▸ Items from a figure collection
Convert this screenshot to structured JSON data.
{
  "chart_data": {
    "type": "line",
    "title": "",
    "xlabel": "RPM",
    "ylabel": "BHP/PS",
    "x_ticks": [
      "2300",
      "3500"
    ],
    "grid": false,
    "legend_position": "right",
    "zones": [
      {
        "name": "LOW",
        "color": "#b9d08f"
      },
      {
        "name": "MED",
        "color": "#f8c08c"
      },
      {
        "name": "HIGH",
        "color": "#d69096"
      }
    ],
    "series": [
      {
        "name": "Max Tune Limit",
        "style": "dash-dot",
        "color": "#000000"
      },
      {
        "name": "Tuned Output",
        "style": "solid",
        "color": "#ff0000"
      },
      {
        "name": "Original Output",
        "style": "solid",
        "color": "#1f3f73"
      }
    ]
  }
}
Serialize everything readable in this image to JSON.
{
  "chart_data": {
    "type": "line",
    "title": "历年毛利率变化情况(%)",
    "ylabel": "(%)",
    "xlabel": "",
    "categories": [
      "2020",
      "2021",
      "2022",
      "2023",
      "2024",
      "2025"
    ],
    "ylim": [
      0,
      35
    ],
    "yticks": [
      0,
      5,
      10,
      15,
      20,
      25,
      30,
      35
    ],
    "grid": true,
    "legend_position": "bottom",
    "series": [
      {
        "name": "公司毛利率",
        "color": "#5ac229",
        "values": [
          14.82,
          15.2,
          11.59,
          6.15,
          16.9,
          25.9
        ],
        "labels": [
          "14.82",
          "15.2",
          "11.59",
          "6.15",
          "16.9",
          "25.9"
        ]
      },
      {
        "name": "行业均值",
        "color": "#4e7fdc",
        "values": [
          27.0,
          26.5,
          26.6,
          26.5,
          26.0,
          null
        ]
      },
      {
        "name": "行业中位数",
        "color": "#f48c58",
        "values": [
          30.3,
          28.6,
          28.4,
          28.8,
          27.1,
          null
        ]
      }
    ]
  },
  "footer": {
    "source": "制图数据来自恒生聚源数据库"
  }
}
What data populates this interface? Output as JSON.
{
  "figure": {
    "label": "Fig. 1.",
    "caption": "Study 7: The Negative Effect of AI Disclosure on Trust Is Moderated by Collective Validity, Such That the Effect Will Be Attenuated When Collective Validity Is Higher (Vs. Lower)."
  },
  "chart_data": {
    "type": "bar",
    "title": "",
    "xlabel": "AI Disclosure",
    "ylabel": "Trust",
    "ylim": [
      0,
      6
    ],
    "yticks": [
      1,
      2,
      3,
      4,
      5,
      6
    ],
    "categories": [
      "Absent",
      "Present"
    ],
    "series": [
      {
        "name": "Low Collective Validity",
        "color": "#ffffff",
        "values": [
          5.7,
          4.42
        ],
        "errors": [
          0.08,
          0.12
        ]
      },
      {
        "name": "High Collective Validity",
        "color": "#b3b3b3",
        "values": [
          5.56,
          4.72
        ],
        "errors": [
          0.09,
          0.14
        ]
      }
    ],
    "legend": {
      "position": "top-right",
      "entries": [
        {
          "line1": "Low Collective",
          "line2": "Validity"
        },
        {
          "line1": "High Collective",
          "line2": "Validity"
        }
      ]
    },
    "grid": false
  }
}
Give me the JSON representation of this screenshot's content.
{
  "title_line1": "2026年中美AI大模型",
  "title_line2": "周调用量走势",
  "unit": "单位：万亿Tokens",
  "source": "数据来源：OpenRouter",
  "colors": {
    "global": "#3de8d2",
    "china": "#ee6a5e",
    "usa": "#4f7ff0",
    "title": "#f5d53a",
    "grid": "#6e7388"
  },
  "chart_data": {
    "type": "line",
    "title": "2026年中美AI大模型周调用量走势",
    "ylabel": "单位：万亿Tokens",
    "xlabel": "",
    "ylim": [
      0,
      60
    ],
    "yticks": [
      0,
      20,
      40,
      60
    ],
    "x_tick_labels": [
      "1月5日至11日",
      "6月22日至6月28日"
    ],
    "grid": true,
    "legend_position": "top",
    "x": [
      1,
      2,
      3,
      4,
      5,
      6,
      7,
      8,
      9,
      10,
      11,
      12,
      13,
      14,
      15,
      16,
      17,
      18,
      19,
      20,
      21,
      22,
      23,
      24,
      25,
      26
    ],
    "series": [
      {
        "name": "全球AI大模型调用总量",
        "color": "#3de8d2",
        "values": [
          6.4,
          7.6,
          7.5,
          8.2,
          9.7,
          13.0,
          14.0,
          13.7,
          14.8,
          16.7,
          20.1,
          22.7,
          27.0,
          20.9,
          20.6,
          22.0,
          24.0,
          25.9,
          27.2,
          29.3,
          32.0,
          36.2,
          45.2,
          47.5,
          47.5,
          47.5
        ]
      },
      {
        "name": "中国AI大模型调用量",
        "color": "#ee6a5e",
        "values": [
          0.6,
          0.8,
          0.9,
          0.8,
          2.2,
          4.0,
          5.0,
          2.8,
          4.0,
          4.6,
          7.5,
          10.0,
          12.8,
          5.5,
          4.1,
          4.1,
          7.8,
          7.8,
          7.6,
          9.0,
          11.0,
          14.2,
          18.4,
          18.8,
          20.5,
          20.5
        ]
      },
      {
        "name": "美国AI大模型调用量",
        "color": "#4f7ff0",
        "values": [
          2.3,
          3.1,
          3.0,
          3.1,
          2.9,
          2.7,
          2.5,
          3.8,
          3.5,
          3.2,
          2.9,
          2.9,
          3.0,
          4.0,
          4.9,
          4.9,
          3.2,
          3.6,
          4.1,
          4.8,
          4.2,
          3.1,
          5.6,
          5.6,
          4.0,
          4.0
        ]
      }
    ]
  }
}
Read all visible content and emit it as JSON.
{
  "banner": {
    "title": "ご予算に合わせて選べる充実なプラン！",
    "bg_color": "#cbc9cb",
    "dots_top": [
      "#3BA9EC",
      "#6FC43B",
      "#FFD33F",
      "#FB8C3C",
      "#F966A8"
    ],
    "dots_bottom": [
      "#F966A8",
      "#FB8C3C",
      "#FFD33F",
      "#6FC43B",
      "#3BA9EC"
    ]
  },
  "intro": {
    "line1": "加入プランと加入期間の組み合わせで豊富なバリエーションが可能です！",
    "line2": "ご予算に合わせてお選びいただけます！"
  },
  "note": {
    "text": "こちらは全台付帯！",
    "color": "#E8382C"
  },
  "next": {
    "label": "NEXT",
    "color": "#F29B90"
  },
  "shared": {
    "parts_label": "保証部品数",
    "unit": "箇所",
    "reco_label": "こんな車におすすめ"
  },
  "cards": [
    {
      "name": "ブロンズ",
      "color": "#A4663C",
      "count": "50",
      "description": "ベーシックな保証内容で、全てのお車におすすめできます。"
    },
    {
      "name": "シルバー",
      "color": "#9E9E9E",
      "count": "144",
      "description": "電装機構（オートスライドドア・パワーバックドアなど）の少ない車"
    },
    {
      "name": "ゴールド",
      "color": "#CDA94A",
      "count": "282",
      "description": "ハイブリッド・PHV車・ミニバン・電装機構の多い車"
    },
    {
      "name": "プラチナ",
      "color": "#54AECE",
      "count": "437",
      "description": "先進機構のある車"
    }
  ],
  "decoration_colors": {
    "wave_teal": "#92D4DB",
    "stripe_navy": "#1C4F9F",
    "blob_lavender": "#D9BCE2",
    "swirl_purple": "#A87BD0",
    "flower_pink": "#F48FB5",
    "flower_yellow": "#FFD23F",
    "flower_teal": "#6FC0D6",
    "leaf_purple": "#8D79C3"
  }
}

▸ EXERCISE PROMPT
Reproduce each record exactly, leaving nothing out.

▸ OUTPUT OF THE EXERCISE
Convert this screenshot to structured JSON data.
{
  "chart_data": {
    "type": "line",
    "title": "",
    "xlabel": "RPM",
    "ylabel": "BHP/PS",
    "x_ticks": [
      "2300",
      "3500"
    ],
    "grid": false,
    "legend_position": "right",
    "zones": [
      {
        "name": "LOW",
        "color": "#b9d08f"
      },
      {
        "name": "MED",
        "color": "#f8c08c"
      },
      {
        "name": "HIGH",
        "color": "#d69096"
      }
    ],
    "series": [
      {
        "name": "Max Tune Limit",
        "style": "dash-dot",
        "color": "#000000"
      },
      {
        "name": "Tuned Output",
        "style": "solid",
        "color": "#ff0000"
      },
      {
        "name": "Original Output",
        "style": "solid",
        "color": "#1f3f73"
      }
    ]
  }
}
Serialize everything readable in this image to JSON.
{
  "chart_data": {
    "type": "line",
    "title": "历年毛利率变化情况(%)",
    "ylabel": "(%)",
    "xlabel": "",
    "categories": [
      "2020",
      "2021",
      "2022",
      "2023",
      "2024",
      "2025"
    ],
    "ylim": [
      0,
      35
    ],
    "yticks": [
      0,
      5,
      10,
      15,
      20,
      25,
      30,
      35
    ],
    "grid": true,
    "legend_position": "bottom",
    "series": [
      {
        "name": "公司毛利率",
        "color": "#5ac229",
        "values": [
          14.82,
          15.2,
          11.59,
          6.15,
          16.9,
          25.9
        ],
        "labels": [
          "14.82",
          "15.2",
          "11.59",
          "6.15",
          "16.9",
          "25.9"
        ]
      },
      {
        "name": "行业均值",
        "color": "#4e7fdc",
        "values": [
          27.0,
          26.5,
          26.6,
          26.5,
          26.0,
          null
        ]
      },
      {
        "name": "行业中位数",
        "color": "#f48c58",
        "values": [
          30.3,
          28.6,
          28.4,
          28.8,
          27.1,
          null
        ]
      }
    ]
  },
  "footer": {
    "source": "制图数据来自恒生聚源数据库"
  }
}
What data populates this interface? Output as JSON.
{
  "figure": {
    "label": "Fig. 1.",
    "caption": "Study 7: The Negative Effect of AI Disclosure on Trust Is Moderated by Collective Validity, Such That the Effect Will Be Attenuated When Collective Validity Is Higher (Vs. Lower)."
  },
  "chart_data": {
    "type": "bar",
    "title": "",
    "xlabel": "AI Disclosure",
    "ylabel": "Trust",
    "ylim": [
      0,
      6
    ],
    "yticks": [
      1,
      2,
      3,
      4,
      5,
      6
    ],
    "categories": [
      "Absent",
      "Present"
    ],
    "series": [
      {
        "name": "Low Collective Validity",
        "color": "#ffffff",
        "values": [
          5.7,
          4.42
        ],
        "errors": [
          0.08,
          0.12
        ]
      },
      {
        "name": "High Collective Validity",
        "color": "#b3b3b3",
        "values": [
          5.56,
          4.72
        ],
        "errors": [
          0.09,
          0.14
        ]
      }
    ],
    "legend": {
      "position": "top-right",
      "entries": [
        {
          "line1": "Low Collective",
          "line2": "Validity"
        },
        {
          "line1": "High Collective",
          "line2": "Validity"
        }
      ]
    },
    "grid": false
  }
}
Give me the JSON representation of this screenshot's content.
{
  "title_line1": "2026年中美AI大模型",
  "title_line2": "周调用量走势",
  "unit": "单位：万亿Tokens",
  "source": "数据来源：OpenRouter",
  "colors": {
    "global": "#3de8d2",
    "china": "#ee6a5e",
    "usa": "#4f7ff0",
    "title": "#f5d53a",
    "grid": "#6e7388"
  },
  "chart_data": {
    "type": "line",
    "title": "2026年中美AI大模型周调用量走势",
    "ylabel": "单位：万亿Tokens",
    "xlabel": "",
    "ylim": [
      0,
      60
    ],
    "yticks": [
      0,
      20,
      40,
      60
    ],
    "x_tick_labels": [
      "1月5日至11日",
      "6月22日至6月28日"
    ],
    "grid": true,
    "legend_position": "top",
    "x": [
      1,
      2,
      3,
      4,
      5,
      6,
      7,
      8,
      9,
      10,
      11,
      12,
      13,
      14,
      15,
      16,
      17,
      18,
      19,
      20,
      21,
      22,
      23,
      24,
      25,
      26
    ],
    "series": [
      {
        "name": "全球AI大模型调用总量",
        "color": "#3de8d2",
        "values": [
          6.4,
          7.6,
          7.5,
          8.2,
          9.7,
          13.0,
          14.0,
          13.7,
          14.8,
          16.7,
          20.1,
          22.7,
          27.0,
          20.9,
          20.6,
          22.0,
          24.0,
          25.9,
          27.2,
          29.3,
          32.0,
          36.2,
          45.2,
          47.5,
          47.5,
          47.5
        ]
      },
      {
        "name": "中国AI大模型调用量",
        "color": "#ee6a5e",
        "values": [
          0.6,
          0.8,
          0.9,
          0.8,
          2.2,
          4.0,
          5.0,
          2.8,
          4.0,
          4.6,
          7.5,
          10.0,
          12.8,
          5.5,
          4.1,
          4.1,
          7.8,
          7.8,
          7.6,
          9.0,
          11.0,
          14.2,
          18.4,
          18.8,
          20.5,
          20.5
        ]
      },
      {
        "name": "美国AI大模型调用量",
        "color": "#4f7ff0",
        "values": [
          2.3,
          3.1,
          3.0,
          3.1,
          2.9,
          2.7,
          2.5,
          3.8,
          3.5,
          3.2,
          2.9,
          2.9,
          3.0,
          4.0,
          4.9,
          4.9,
          3.2,
          3.6,
          4.1,
          4.8,
          4.2,
          3.1,
          5.6,
          5.6,
          4.0,
          4.0
        ]
      }
    ]
  }
}
Read all visible content and emit it as JSON.
{
  "banner": {
    "title": "ご予算に合わせて選べる充実なプラン！",
    "bg_color": "#cbc9cb",
    "dots_top": [
      "#3BA9EC",
      "#6FC43B",
      "#FFD33F",
      "#FB8C3C",
      "#F966A8"
    ],
    "dots_bottom": [
      "#F966A8",
      "#FB8C3C",
      "#FFD33F",
      "#6FC43B",
      "#3BA9EC"
    ]
  },
  "intro": {
    "line1": "加入プランと加入期間の組み合わせで豊富なバリエーションが可能です！",
    "line2": "ご予算に合わせてお選びいただけます！"
  },
  "note": {
    "text": "こちらは全台付帯！",
    "color": "#E8382C"
  },
  "next": {
    "label": "NEXT",
    "color": "#F29B90"
  },
  "shared": {
    "parts_label": "保証部品数",
    "unit": "箇所",
    "reco_label": "こんな車におすすめ"
  },
  "cards": [
    {
      "name": "ブロンズ",
      "color": "#A4663C",
      "count": "50",
      "description": "ベーシックな保証内容で、全てのお車におすすめできます。"
    },
    {
      "name": "シルバー",
      "color": "#9E9E9E",
      "count": "144",
      "description": "電装機構（オートスライドドア・パワーバックドアなど）の少ない車"
    },
    {
      "name": "ゴールド",
      "color": "#CDA94A",
      "count": "282",
      "description": "ハイブリッド・PHV車・ミニバン・電装機構の多い車"
    },
    {
      "name": "プラチナ",
      "color": "#54AECE",
      "count": "437",
      "description": "先進機構のある車"
    }
  ],
  "decoration_colors": {
    "wave_teal": "#92D4DB",
    "stripe_navy": "#1C4F9F",
    "blob_lavender": "#D9BCE2",
    "swirl_purple": "#A87BD0",
    "flower_pink": "#F48FB5",
    "flower_yellow": "#FFD23F",
    "flower_teal": "#6FC0D6",
    "leaf_purple": "#8D79C3"
  }
}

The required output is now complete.